Data for this exercise:

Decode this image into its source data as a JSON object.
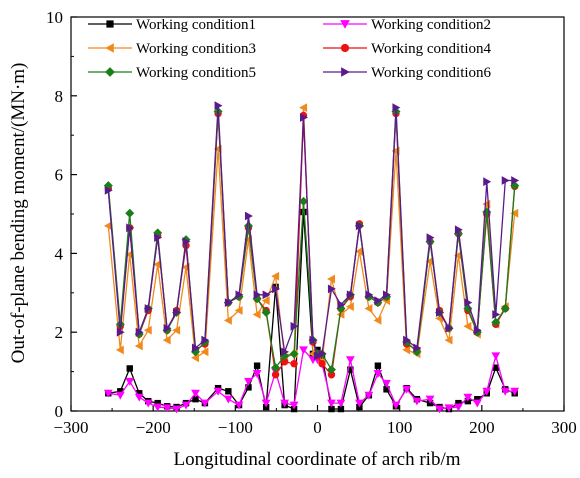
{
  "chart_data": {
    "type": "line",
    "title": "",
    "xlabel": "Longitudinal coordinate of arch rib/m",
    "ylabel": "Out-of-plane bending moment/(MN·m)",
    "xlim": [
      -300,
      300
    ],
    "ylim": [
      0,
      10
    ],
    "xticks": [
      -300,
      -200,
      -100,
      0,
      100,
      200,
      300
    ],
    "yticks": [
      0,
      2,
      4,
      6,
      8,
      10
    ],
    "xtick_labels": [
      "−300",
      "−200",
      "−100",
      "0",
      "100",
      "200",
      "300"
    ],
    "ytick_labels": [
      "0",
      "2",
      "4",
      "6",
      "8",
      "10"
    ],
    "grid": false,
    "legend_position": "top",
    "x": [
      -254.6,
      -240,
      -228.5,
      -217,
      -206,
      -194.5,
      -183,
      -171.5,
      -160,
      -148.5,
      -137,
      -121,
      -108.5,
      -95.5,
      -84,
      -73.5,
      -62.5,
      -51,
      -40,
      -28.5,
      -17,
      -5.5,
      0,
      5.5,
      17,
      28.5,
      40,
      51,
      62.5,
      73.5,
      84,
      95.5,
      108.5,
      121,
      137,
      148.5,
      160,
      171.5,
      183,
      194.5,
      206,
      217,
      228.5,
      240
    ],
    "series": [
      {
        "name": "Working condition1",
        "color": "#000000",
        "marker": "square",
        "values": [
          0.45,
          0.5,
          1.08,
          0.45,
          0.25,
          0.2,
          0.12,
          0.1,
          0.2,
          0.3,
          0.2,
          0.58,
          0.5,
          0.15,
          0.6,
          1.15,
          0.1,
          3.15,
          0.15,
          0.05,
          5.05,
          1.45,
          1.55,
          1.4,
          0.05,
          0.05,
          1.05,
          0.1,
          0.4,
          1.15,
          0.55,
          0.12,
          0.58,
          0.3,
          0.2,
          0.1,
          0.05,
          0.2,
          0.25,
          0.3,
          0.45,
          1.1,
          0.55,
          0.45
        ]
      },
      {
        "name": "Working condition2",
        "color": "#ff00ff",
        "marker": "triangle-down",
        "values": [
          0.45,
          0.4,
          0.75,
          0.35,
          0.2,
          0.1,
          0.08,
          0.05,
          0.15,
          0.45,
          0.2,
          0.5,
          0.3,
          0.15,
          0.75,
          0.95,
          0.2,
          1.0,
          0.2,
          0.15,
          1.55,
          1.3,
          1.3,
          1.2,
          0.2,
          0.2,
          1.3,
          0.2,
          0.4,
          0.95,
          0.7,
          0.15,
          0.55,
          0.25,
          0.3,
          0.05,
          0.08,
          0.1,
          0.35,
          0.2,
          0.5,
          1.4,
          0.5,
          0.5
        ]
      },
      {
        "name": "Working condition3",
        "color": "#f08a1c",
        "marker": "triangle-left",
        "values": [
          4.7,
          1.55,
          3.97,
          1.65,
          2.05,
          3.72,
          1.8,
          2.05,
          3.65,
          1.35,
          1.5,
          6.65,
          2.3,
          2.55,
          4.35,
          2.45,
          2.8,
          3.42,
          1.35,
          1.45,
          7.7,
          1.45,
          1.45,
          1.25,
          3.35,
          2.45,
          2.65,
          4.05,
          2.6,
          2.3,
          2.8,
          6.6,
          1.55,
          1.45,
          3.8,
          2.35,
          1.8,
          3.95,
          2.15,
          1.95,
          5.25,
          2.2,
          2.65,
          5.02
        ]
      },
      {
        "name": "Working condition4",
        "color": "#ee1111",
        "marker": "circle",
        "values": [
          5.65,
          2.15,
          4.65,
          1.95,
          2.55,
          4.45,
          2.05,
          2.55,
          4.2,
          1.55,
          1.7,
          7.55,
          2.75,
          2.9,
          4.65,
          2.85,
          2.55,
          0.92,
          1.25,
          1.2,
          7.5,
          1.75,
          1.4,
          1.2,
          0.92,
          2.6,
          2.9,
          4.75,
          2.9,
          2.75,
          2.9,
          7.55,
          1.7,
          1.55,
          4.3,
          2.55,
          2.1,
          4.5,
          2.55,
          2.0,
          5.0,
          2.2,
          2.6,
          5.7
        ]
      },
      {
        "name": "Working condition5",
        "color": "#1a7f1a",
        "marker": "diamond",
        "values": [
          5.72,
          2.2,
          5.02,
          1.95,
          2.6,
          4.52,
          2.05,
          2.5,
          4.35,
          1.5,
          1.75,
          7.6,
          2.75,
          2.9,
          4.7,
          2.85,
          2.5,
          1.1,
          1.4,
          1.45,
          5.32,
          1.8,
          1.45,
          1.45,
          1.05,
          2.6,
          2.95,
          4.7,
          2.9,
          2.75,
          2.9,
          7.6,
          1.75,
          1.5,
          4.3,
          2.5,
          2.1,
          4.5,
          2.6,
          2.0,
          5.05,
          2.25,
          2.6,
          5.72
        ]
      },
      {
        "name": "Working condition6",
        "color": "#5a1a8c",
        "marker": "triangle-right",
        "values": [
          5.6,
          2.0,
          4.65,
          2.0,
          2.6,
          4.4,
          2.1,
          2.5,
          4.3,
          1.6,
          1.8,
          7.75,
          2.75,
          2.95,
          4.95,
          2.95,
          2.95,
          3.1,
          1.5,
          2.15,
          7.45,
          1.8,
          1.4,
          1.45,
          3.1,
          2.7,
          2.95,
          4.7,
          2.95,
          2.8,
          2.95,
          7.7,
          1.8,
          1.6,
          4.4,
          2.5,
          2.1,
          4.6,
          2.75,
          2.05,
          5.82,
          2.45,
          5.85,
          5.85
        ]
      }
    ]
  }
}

==

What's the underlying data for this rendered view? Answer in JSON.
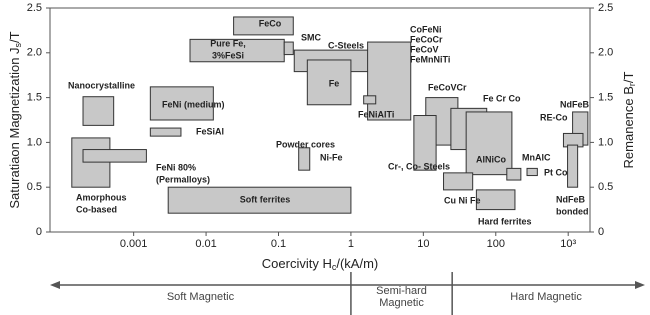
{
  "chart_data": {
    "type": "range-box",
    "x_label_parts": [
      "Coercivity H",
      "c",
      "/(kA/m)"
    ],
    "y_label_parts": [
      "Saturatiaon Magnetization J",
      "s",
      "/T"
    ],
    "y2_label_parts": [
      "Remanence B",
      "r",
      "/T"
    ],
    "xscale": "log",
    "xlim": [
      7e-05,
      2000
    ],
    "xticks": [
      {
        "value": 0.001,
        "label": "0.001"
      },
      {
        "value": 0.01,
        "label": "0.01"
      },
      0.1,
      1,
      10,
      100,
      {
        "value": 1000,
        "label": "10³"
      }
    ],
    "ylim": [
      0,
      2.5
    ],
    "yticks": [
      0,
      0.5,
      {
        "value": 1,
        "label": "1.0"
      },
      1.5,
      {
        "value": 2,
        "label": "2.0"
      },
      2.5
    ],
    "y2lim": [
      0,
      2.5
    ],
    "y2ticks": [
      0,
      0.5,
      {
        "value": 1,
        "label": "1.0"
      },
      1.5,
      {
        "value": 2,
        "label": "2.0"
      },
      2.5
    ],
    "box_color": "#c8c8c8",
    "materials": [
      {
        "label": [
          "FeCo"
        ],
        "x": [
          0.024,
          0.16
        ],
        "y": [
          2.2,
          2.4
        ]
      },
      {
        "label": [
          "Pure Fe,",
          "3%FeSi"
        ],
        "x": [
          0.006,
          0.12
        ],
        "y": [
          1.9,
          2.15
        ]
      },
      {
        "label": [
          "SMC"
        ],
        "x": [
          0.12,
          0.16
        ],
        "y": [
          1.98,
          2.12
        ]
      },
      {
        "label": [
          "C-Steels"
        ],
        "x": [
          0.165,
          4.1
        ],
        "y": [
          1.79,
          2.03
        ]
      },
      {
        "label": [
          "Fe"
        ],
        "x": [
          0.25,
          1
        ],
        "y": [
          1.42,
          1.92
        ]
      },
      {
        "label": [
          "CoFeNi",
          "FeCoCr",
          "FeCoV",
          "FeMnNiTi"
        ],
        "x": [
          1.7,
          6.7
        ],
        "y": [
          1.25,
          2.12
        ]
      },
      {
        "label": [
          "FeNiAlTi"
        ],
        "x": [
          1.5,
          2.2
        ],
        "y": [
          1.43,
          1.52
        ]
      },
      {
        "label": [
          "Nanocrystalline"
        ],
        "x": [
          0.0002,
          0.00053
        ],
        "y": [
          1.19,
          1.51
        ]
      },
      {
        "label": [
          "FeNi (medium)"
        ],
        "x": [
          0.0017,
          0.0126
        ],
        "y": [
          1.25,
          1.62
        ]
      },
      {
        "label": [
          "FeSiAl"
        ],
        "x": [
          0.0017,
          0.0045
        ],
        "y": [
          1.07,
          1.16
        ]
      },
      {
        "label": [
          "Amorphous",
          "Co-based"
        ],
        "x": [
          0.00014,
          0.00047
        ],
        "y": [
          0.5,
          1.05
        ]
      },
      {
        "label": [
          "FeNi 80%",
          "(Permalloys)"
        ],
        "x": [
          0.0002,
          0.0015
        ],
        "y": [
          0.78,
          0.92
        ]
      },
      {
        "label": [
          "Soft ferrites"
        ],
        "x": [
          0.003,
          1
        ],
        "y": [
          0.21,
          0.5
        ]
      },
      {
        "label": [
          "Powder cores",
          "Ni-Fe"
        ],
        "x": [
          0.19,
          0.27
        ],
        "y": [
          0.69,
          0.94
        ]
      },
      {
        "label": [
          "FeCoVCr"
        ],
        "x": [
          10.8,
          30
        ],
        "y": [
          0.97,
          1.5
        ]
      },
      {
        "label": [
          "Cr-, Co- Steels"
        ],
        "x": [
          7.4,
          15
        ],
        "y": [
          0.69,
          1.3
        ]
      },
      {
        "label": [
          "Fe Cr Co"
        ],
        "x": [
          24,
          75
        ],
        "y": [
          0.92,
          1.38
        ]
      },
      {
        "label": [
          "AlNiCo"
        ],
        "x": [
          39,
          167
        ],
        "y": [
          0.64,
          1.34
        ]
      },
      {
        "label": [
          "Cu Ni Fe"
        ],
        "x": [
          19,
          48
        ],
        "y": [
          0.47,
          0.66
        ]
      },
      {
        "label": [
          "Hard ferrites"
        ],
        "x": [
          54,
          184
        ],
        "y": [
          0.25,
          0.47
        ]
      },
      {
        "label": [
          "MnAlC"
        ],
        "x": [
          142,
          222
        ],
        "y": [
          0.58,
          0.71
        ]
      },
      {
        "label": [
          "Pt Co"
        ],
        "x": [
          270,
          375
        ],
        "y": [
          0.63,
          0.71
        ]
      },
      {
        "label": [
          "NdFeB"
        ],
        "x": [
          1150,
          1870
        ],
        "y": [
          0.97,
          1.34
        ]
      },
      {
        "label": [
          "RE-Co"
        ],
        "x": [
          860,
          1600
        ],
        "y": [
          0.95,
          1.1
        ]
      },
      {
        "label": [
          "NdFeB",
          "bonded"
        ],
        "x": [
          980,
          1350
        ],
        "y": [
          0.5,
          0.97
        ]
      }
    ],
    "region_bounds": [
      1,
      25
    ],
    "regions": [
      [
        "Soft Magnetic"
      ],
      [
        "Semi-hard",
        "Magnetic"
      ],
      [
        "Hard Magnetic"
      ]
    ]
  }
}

---

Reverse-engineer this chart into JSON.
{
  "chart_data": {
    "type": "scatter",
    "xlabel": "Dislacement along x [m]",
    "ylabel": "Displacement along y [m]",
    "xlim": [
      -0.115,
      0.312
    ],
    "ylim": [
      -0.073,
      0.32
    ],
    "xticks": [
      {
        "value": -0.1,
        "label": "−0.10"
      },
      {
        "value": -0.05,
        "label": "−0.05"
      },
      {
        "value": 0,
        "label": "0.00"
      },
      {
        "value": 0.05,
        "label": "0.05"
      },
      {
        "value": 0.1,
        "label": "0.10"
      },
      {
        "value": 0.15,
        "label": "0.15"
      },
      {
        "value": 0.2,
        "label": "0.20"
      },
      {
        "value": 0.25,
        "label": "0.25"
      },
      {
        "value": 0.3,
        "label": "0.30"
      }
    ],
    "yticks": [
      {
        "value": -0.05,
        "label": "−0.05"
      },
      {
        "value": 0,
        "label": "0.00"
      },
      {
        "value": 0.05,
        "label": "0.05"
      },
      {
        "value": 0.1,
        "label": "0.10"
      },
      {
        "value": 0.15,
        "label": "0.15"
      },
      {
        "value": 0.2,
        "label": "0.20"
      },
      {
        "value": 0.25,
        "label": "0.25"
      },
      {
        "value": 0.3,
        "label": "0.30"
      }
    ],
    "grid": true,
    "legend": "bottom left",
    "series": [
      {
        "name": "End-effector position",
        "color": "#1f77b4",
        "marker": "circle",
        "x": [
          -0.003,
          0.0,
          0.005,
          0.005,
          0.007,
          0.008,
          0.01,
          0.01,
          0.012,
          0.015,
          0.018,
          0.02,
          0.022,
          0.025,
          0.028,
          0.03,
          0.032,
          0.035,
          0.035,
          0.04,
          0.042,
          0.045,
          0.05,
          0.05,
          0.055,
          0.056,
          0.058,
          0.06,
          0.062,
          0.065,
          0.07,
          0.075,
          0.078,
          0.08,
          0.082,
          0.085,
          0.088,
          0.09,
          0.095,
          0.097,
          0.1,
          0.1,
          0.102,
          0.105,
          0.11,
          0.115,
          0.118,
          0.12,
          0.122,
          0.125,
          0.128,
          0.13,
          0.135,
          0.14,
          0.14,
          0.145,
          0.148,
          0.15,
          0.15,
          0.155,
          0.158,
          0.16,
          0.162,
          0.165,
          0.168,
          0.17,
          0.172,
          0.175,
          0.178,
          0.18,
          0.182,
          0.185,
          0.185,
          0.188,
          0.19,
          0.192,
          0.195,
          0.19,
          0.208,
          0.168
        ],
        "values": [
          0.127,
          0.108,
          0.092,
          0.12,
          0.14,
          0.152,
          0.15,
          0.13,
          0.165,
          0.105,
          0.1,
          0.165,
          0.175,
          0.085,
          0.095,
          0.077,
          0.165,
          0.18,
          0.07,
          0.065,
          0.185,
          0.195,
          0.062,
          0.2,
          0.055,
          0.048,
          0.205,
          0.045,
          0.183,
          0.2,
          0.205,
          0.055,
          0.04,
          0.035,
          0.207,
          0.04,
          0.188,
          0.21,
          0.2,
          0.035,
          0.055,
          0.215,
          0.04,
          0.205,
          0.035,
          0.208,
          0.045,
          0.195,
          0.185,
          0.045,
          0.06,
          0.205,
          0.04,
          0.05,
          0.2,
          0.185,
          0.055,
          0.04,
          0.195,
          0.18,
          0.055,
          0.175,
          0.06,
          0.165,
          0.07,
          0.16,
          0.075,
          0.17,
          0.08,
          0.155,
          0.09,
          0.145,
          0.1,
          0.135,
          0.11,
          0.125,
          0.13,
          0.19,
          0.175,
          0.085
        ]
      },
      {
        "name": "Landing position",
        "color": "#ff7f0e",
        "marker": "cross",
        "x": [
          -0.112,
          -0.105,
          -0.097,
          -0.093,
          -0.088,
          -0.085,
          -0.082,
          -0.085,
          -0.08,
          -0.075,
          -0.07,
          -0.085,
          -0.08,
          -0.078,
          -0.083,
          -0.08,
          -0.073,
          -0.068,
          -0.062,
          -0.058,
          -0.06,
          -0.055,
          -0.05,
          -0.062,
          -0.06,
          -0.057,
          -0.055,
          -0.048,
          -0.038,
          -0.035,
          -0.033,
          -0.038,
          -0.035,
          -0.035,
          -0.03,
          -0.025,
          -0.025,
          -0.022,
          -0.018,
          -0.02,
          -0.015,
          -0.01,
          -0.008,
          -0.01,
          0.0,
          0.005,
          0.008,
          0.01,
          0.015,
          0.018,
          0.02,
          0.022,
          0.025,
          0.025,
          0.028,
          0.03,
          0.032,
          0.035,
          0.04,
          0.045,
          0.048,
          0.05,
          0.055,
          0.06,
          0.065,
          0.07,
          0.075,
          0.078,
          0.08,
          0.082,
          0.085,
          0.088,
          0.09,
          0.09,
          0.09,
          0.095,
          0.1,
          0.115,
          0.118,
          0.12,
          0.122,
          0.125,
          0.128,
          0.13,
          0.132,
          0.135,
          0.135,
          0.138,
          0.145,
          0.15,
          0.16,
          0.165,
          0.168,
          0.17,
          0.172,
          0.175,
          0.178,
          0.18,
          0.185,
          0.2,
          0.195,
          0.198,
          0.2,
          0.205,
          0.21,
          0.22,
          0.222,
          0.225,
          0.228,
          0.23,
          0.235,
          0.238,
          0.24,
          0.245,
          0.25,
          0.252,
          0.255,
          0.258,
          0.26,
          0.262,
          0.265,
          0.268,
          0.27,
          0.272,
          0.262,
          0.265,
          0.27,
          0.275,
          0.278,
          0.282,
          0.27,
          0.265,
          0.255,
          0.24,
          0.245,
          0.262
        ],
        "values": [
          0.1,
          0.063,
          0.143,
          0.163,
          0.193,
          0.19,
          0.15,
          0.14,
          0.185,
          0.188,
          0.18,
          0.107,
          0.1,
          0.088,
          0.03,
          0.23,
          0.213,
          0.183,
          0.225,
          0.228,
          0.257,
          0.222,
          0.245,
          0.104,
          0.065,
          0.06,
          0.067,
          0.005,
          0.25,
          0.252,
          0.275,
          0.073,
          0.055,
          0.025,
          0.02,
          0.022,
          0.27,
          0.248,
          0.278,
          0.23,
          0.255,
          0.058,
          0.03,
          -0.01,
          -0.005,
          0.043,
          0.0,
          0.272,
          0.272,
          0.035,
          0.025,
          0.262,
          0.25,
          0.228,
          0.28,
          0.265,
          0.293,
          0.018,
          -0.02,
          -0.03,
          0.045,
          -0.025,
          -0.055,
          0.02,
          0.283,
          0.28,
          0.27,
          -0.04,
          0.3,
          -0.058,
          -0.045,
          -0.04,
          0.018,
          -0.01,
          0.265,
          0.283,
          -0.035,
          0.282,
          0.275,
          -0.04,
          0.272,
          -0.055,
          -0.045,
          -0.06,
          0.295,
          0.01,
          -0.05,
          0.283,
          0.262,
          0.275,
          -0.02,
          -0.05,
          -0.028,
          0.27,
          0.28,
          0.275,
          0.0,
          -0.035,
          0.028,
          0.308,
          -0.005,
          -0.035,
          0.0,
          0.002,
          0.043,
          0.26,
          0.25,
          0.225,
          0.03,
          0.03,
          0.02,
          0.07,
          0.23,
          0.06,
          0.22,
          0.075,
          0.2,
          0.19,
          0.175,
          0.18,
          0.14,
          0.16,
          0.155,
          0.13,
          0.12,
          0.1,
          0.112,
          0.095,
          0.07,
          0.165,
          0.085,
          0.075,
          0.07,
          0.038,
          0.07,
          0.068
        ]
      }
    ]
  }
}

Requirement: Look through the entries above and report the number of lines that contain "left". Write only the number.

Result: 2